[Start Records supplied]
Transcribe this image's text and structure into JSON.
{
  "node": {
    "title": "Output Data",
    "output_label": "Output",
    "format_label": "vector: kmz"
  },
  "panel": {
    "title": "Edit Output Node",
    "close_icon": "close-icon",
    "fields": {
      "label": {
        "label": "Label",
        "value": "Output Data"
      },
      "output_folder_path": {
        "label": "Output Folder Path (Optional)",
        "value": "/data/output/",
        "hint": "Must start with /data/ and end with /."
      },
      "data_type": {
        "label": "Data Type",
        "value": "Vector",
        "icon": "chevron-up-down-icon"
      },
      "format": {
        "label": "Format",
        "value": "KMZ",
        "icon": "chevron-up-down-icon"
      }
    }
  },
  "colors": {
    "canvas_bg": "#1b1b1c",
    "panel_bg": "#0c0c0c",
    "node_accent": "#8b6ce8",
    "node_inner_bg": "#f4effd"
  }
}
[End Records supplied]
[Set exercise]: Pull every line containing the word "title" out of the material.

[Exercise answer]:
    "title": "Output Data",
    "title": "Edit Output Node",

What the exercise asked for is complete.